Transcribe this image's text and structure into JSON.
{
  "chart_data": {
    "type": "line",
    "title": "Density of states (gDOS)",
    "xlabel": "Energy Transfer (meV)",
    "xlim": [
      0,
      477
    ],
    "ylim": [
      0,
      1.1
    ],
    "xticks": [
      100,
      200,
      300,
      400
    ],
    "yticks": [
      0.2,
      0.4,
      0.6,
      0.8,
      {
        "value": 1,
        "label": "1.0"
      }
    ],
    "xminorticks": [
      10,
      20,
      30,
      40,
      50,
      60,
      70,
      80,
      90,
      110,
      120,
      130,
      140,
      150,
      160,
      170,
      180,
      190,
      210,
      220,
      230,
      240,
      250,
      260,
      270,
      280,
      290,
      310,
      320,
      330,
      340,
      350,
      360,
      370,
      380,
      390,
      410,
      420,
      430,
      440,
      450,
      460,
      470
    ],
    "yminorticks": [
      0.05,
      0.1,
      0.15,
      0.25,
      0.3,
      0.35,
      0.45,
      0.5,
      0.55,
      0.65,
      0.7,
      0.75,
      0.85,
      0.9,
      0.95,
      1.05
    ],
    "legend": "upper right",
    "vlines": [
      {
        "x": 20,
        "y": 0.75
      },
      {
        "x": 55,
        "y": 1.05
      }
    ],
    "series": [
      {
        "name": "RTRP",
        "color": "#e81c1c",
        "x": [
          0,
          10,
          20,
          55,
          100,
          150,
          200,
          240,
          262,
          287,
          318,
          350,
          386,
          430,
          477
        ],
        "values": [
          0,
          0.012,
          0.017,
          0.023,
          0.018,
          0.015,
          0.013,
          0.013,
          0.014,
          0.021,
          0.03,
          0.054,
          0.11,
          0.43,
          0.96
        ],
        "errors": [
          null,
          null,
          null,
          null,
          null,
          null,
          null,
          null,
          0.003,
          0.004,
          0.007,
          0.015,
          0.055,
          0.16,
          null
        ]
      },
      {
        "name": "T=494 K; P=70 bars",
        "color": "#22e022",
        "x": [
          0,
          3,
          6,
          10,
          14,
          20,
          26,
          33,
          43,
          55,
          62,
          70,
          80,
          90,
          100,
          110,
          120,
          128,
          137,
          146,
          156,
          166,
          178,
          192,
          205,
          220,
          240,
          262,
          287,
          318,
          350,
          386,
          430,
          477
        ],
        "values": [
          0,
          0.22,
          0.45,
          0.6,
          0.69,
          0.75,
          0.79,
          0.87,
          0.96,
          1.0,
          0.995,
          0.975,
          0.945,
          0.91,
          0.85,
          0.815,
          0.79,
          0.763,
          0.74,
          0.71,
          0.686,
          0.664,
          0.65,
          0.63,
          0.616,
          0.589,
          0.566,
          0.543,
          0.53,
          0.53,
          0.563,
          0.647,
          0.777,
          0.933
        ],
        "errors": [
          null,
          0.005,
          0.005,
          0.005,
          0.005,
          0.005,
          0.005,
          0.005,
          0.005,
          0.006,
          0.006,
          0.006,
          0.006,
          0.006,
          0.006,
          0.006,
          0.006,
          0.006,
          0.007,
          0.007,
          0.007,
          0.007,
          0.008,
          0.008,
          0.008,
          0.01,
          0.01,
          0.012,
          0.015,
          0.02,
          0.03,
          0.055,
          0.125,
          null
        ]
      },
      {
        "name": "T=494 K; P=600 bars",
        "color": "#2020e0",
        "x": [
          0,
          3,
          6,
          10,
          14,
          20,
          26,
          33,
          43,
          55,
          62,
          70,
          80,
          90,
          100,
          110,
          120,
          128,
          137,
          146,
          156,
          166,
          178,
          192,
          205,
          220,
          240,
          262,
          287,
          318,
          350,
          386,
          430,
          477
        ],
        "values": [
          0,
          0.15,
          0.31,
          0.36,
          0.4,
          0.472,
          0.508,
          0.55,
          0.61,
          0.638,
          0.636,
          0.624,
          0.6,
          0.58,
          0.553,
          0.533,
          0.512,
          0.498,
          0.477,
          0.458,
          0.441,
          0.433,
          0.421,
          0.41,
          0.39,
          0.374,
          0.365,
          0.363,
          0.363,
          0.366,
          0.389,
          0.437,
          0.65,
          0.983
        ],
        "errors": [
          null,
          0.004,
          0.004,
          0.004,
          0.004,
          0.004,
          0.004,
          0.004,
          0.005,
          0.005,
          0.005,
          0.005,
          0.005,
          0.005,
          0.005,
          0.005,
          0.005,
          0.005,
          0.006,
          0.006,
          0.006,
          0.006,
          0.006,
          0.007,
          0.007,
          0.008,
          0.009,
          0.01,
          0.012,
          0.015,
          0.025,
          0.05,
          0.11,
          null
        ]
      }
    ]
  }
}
•••••
AIM:
Look through the entries above; copy each line where the string "name" appears.

OUTPUT FOR THIS TASK:
        "name": "RTRP",
        "name": "T=494 K; P=70 bars",
        "name": "T=494 K; P=600 bars",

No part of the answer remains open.